### Source data
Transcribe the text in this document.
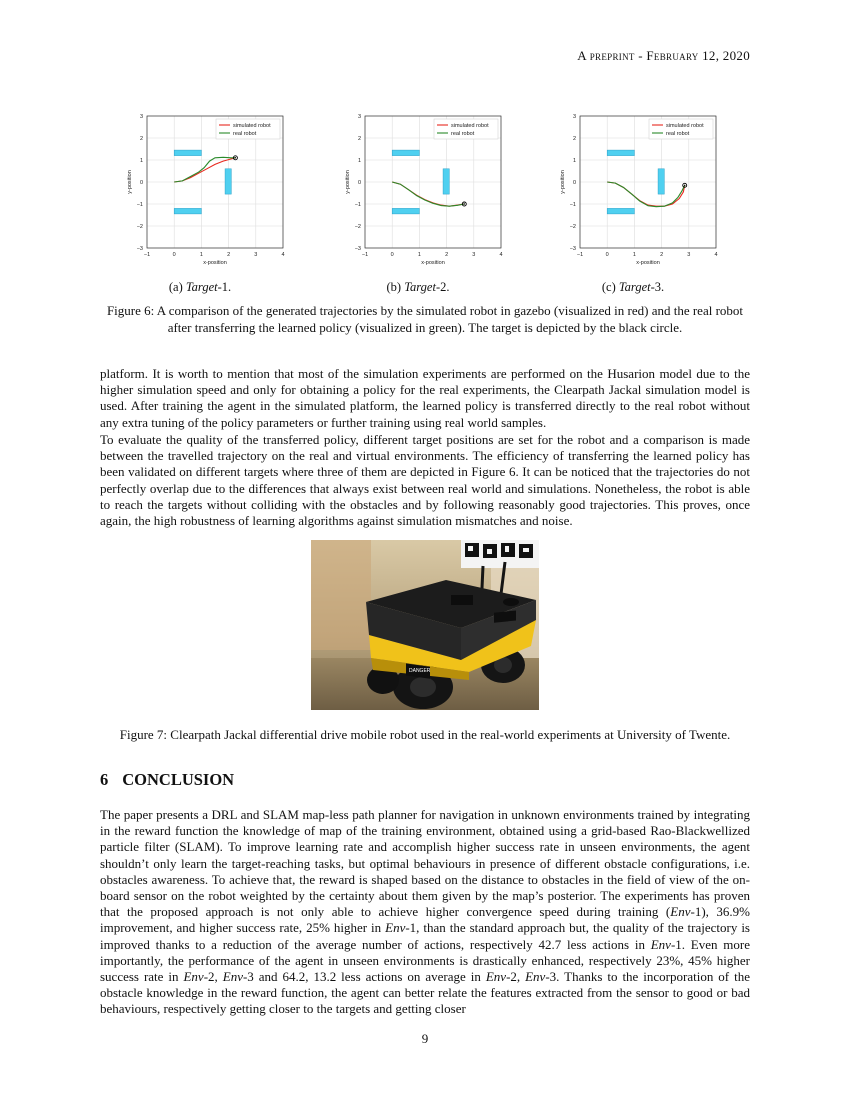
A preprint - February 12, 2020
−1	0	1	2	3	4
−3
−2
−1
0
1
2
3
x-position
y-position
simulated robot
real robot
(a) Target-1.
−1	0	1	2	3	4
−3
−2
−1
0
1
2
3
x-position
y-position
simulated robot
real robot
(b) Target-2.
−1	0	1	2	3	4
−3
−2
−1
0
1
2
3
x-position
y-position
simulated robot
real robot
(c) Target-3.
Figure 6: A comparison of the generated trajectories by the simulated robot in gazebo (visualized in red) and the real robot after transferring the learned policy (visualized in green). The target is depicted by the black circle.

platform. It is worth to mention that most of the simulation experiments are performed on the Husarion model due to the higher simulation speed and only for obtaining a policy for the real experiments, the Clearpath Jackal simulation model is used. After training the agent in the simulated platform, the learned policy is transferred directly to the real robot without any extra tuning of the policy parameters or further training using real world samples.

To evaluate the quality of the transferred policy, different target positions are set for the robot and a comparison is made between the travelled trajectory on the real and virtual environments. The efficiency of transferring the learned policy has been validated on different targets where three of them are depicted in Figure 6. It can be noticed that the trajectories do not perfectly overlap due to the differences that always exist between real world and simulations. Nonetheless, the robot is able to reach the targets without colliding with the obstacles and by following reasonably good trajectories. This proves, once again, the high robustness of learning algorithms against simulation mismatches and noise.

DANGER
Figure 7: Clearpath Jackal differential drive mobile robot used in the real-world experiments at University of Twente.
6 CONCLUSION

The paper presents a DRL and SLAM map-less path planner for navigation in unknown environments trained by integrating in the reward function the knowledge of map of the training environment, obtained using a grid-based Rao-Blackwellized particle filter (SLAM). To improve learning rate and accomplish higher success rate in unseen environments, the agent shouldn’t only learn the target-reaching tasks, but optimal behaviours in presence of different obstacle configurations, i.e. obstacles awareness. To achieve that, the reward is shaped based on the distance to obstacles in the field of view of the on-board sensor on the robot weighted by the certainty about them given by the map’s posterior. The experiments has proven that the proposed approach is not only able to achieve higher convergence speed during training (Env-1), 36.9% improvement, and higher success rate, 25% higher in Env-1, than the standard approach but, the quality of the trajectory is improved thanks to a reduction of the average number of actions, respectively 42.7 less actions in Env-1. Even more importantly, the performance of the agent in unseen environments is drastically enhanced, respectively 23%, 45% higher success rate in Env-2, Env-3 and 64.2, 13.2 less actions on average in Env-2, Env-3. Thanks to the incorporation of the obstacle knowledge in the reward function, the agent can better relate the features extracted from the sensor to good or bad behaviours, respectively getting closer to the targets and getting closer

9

### Directive
Check each line above for the string "Figure", then copy the ones that have it.

### Result of the task
Figure 6: A comparison of the generated trajectories by the simulated robot in gazebo (visualized in red) and the real robot after transferring the learned policy (visualized in green). The target is depicted by the black circle.
To evaluate the quality of the transferred policy, different target positions are set for the robot and a comparison is made between the travelled trajectory on the real and virtual environments. The efficiency of transferring the learned policy has been validated on different targets where three of them are depicted in Figure 6. It can be noticed that the trajectories do not perfectly overlap due to the differences that always exist between real world and simulations. Nonetheless, the robot is able to reach the targets without colliding with the obstacles and by following reasonably good trajectories. This proves, once again, the high robustness of learning algorithms against simulation mismatches and noise.
Figure 7: Clearpath Jackal differential drive mobile robot used in the real-world experiments at University of Twente.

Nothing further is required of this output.